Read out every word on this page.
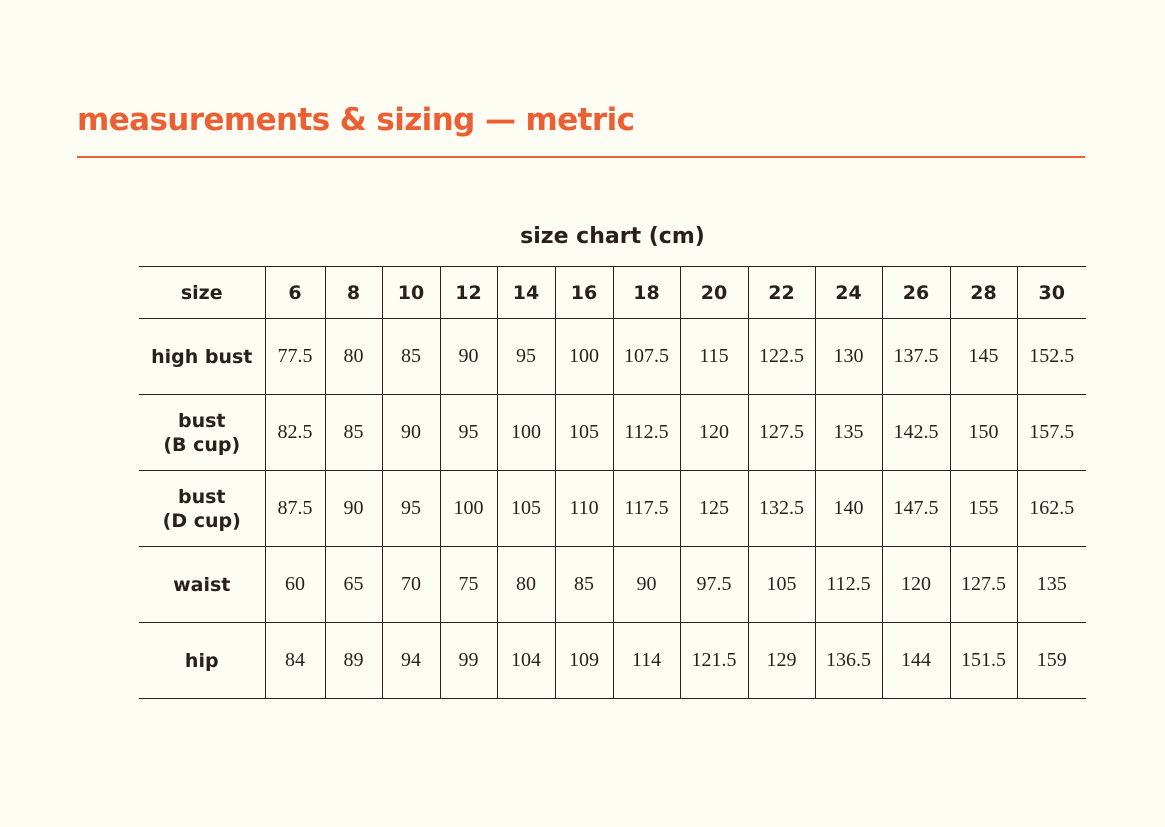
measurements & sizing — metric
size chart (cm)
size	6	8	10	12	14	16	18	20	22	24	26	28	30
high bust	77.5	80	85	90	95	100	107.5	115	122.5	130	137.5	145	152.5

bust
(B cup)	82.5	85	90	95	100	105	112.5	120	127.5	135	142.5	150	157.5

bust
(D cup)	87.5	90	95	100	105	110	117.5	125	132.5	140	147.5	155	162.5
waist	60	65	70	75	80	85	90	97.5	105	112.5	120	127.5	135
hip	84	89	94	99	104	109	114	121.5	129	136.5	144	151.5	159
= = = = = = =
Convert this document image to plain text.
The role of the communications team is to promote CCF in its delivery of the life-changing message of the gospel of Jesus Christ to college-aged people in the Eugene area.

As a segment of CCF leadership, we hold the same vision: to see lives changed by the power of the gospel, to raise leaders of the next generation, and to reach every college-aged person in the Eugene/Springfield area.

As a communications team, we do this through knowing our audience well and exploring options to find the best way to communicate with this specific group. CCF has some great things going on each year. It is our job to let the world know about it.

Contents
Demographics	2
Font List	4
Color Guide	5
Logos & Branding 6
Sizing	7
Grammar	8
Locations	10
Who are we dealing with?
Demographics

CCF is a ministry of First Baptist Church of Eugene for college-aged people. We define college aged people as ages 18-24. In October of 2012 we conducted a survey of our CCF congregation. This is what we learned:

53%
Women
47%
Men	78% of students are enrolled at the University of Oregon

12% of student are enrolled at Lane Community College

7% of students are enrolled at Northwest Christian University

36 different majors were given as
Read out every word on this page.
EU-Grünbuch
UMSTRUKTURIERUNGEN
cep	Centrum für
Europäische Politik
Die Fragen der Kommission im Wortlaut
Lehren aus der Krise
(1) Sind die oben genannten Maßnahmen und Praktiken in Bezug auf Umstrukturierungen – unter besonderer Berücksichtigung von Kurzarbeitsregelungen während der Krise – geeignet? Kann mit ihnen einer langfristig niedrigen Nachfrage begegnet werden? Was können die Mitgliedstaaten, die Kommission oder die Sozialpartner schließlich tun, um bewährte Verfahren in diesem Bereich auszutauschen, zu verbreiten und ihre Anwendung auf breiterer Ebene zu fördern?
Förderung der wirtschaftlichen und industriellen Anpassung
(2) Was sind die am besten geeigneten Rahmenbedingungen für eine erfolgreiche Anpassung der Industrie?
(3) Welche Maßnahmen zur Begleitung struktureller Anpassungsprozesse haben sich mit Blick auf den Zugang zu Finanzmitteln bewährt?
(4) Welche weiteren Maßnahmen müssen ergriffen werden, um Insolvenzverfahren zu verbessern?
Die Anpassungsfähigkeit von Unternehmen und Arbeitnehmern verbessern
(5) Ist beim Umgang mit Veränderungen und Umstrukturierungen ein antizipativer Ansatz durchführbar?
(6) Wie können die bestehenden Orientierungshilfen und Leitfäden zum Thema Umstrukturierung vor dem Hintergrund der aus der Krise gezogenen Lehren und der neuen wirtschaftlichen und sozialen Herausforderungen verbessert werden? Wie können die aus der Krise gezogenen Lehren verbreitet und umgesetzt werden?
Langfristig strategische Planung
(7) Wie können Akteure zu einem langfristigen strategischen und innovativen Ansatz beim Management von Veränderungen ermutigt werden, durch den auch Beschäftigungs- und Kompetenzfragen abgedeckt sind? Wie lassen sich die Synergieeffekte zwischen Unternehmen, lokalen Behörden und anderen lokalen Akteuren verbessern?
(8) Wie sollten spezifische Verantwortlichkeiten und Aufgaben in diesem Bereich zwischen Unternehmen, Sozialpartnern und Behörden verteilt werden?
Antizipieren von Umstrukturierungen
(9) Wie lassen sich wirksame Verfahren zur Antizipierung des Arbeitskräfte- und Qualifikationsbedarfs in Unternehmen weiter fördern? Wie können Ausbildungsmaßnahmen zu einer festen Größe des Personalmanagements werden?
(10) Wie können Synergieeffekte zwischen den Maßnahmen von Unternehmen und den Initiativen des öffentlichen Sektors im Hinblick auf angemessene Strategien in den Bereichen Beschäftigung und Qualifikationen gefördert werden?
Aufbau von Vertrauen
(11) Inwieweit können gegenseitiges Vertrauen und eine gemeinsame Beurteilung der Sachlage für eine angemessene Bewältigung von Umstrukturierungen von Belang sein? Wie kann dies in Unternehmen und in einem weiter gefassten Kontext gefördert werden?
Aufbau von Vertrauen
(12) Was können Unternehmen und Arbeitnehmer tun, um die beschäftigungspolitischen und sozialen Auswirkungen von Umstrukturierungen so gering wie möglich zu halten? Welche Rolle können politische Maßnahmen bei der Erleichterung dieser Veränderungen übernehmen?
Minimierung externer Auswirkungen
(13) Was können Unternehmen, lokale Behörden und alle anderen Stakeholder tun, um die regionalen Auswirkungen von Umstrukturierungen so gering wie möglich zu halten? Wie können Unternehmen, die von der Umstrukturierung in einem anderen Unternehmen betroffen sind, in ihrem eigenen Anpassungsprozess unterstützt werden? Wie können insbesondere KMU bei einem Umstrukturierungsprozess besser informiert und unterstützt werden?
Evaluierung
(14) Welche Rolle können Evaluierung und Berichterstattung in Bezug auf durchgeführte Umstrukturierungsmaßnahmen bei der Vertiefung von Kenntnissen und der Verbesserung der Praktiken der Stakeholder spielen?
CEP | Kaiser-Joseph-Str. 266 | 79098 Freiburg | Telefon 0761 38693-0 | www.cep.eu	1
= = = = = = =
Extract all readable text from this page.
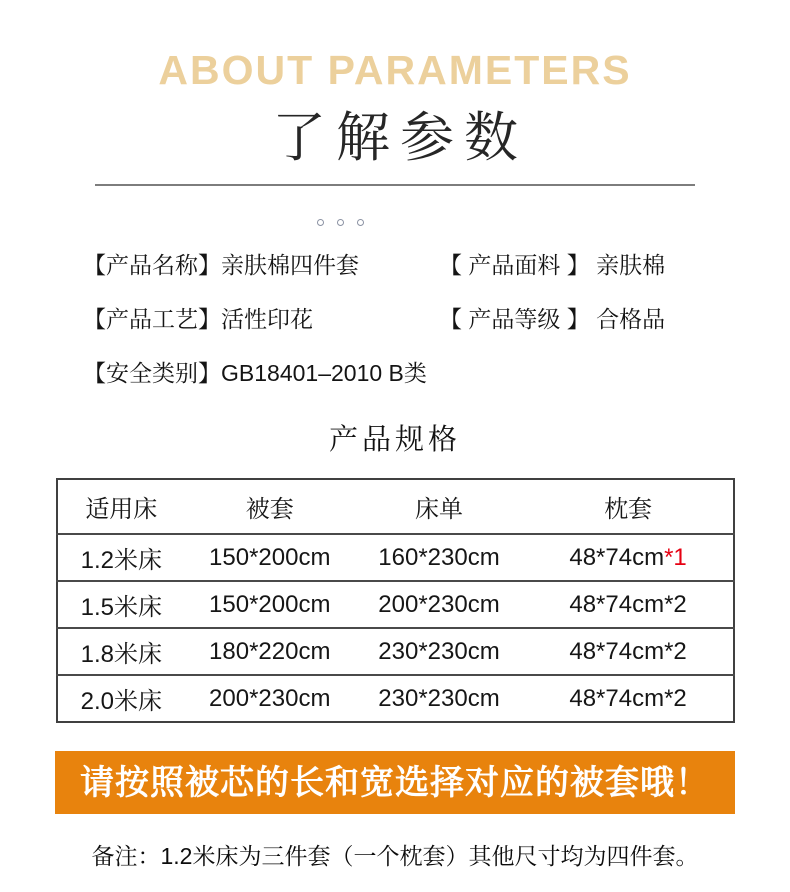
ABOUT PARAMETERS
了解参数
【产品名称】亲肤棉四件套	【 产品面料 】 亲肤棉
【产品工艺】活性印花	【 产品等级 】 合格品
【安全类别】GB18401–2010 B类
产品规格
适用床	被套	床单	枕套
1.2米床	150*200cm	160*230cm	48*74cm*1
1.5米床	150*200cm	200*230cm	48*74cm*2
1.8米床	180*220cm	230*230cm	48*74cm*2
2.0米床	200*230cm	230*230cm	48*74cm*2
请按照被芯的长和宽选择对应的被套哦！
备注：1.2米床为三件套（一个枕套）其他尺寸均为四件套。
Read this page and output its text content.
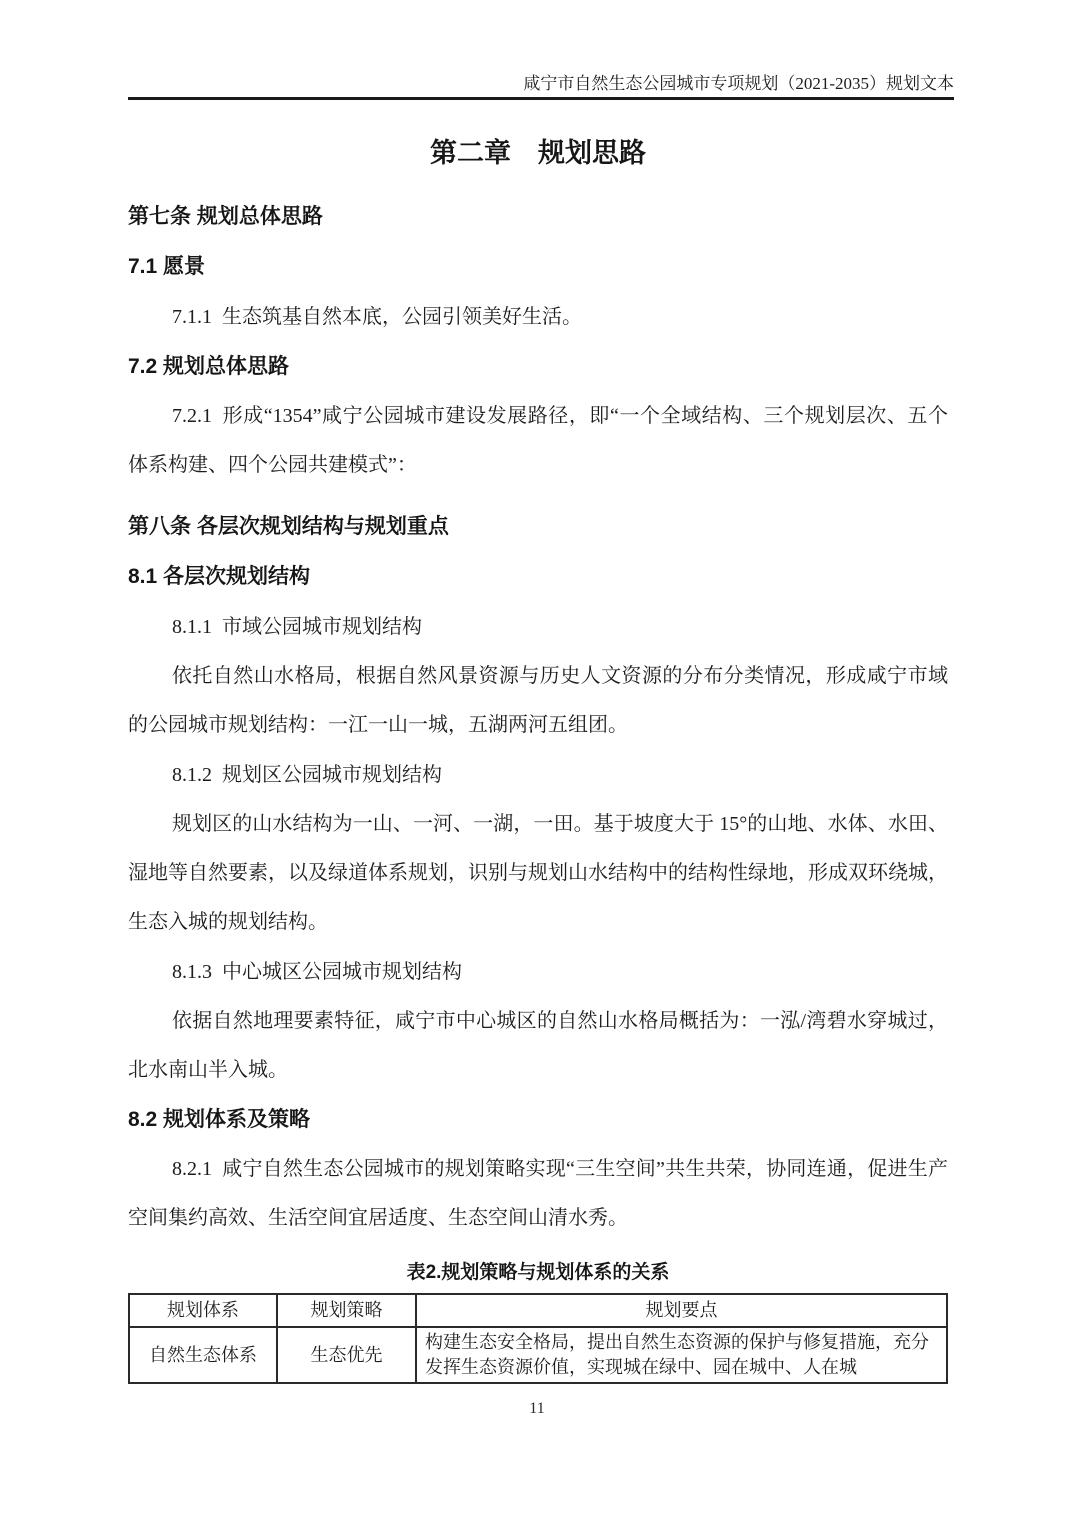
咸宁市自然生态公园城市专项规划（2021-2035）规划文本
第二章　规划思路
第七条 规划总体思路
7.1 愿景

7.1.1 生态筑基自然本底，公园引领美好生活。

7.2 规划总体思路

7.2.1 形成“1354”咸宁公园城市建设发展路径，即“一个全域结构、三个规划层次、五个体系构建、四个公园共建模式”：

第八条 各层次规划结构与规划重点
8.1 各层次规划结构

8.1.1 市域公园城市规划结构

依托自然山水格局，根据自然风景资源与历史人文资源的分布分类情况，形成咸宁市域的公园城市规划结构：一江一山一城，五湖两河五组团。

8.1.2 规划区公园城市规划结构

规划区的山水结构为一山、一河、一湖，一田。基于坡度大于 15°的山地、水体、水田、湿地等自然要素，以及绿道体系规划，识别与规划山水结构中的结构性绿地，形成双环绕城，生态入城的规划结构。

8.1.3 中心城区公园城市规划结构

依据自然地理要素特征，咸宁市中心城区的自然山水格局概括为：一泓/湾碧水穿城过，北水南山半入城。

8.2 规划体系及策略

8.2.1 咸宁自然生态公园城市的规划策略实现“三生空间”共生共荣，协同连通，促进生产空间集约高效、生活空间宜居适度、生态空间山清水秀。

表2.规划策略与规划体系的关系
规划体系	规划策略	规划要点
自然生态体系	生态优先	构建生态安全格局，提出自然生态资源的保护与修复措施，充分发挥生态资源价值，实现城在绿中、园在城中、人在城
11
= = = = = = =
State the count of lines in the data holding the word "size", adding nothing to it.

RESULT: 2